What to produce: Each line that holds the word "webparts" is to be identified and copied.

Data entries
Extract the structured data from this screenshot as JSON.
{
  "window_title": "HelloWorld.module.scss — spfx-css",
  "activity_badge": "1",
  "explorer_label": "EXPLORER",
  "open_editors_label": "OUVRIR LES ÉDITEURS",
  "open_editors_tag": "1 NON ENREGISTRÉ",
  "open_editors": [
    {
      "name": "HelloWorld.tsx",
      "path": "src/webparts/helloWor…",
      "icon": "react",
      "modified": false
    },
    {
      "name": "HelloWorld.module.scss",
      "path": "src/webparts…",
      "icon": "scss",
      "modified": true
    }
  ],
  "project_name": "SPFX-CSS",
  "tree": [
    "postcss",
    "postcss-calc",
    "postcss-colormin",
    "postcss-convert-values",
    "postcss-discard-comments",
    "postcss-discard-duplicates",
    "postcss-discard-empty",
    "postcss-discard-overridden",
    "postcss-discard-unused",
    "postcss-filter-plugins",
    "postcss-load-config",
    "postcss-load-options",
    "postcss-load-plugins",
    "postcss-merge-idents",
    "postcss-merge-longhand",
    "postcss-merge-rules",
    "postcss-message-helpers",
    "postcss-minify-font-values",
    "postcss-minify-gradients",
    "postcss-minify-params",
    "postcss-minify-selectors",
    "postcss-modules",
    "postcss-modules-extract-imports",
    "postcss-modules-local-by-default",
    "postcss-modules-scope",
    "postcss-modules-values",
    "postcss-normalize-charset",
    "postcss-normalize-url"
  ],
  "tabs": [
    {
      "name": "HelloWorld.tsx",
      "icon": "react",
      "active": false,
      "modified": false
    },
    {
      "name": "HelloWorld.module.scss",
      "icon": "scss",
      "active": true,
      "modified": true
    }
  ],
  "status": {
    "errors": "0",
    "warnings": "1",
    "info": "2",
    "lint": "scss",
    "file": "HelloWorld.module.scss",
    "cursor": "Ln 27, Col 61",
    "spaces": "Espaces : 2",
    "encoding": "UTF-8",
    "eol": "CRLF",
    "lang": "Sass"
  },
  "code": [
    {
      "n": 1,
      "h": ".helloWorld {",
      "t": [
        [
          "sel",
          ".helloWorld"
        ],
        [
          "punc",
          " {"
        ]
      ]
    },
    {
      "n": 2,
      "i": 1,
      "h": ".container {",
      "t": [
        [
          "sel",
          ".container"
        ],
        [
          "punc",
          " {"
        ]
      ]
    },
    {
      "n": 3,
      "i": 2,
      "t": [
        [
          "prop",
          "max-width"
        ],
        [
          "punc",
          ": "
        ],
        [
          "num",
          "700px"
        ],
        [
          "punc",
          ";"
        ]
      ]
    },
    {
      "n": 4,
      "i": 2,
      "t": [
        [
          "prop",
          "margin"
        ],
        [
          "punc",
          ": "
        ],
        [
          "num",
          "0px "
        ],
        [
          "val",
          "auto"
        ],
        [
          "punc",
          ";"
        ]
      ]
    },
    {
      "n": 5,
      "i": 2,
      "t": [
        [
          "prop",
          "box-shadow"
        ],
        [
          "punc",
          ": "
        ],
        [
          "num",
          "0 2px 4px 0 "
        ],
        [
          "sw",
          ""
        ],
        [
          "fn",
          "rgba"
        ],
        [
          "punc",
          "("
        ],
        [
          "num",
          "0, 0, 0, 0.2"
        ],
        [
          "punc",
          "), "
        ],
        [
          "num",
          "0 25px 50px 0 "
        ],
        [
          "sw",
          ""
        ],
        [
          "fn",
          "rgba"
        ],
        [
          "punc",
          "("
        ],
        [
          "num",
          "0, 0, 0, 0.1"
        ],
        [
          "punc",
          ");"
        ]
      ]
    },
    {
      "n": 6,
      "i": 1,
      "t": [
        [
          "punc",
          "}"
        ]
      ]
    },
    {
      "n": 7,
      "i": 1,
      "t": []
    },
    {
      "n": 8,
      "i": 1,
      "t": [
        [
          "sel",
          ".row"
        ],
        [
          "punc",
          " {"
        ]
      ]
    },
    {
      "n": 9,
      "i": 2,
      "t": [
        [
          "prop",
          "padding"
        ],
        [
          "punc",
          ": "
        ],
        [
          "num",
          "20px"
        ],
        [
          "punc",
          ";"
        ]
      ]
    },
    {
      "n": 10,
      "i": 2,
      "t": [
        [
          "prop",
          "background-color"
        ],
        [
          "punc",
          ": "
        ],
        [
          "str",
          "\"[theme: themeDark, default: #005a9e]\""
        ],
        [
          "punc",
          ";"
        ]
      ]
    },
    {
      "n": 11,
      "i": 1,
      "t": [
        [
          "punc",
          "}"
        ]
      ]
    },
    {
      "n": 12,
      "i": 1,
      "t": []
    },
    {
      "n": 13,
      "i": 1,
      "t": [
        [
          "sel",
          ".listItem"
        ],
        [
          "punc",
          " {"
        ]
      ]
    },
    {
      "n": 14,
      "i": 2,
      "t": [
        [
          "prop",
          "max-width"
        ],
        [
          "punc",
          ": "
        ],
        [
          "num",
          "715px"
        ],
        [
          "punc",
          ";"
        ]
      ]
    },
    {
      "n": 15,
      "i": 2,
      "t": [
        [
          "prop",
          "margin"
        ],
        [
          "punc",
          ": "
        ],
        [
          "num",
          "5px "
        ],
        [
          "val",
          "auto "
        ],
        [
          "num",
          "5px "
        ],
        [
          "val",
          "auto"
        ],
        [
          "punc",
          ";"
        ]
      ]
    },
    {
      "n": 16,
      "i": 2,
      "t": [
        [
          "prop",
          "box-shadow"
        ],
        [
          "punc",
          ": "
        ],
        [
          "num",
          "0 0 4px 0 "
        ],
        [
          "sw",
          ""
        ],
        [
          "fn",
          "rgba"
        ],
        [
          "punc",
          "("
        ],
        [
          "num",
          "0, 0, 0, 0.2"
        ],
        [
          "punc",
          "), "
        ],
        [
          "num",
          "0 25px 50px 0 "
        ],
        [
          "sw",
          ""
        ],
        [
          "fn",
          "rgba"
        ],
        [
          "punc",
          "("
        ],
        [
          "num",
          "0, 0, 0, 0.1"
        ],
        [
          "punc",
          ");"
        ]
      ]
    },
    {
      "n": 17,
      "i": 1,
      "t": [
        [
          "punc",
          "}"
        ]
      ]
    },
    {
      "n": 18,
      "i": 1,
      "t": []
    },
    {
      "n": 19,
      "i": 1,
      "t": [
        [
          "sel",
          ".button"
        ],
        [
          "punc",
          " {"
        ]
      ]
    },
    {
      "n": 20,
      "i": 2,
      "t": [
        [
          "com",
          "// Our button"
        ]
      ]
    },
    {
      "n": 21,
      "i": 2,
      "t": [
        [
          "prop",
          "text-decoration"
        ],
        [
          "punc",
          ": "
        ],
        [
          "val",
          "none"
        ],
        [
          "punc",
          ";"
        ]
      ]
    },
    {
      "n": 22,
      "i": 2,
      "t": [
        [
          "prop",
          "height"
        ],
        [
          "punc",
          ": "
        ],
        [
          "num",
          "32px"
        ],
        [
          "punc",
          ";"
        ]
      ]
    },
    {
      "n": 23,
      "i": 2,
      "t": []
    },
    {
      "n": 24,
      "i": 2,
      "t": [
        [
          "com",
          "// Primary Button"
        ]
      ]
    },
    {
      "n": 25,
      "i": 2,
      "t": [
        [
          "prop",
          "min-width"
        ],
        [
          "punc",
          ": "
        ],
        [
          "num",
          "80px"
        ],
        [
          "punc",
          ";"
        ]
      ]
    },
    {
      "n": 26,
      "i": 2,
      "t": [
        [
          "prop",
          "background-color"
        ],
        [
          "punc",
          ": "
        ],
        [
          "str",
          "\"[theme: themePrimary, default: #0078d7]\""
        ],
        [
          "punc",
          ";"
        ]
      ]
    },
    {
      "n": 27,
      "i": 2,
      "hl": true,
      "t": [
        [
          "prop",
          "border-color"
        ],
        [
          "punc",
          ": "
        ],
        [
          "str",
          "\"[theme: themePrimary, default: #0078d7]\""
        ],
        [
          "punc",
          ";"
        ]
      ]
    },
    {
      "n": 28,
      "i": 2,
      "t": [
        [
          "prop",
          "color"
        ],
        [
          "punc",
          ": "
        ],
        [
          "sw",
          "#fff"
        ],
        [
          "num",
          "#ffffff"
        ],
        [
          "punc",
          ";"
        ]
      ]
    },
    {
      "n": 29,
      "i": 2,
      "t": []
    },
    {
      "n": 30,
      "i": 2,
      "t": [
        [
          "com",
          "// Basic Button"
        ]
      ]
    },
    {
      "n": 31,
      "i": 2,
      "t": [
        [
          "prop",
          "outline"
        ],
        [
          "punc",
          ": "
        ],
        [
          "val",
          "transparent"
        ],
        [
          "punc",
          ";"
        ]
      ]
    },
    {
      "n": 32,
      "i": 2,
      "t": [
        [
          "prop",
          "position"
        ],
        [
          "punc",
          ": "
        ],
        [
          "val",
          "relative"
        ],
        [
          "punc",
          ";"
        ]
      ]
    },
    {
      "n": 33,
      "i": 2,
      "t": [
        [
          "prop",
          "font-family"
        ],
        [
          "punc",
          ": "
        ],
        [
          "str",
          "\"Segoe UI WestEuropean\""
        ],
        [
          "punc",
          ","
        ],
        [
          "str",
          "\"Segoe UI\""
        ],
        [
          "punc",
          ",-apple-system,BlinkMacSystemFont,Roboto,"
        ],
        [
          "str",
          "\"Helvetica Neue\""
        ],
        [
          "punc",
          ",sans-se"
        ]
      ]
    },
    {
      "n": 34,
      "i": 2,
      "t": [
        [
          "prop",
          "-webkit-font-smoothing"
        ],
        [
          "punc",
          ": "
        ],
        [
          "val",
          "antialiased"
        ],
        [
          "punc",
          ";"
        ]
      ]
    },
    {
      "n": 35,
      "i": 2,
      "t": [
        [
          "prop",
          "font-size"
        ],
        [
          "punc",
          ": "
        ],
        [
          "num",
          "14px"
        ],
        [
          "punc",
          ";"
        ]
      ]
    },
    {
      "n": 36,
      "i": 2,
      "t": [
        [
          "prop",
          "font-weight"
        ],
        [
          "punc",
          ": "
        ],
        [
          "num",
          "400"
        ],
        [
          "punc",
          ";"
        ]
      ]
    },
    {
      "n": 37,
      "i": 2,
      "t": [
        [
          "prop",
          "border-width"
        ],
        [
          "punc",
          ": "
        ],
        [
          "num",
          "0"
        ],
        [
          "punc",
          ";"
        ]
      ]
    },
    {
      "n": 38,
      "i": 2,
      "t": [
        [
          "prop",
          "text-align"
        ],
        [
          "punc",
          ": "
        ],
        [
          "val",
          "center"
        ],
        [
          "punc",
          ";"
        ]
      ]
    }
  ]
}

Answer to the problem:
      "path": "src/webparts/helloWor…",
      "path": "src/webparts…",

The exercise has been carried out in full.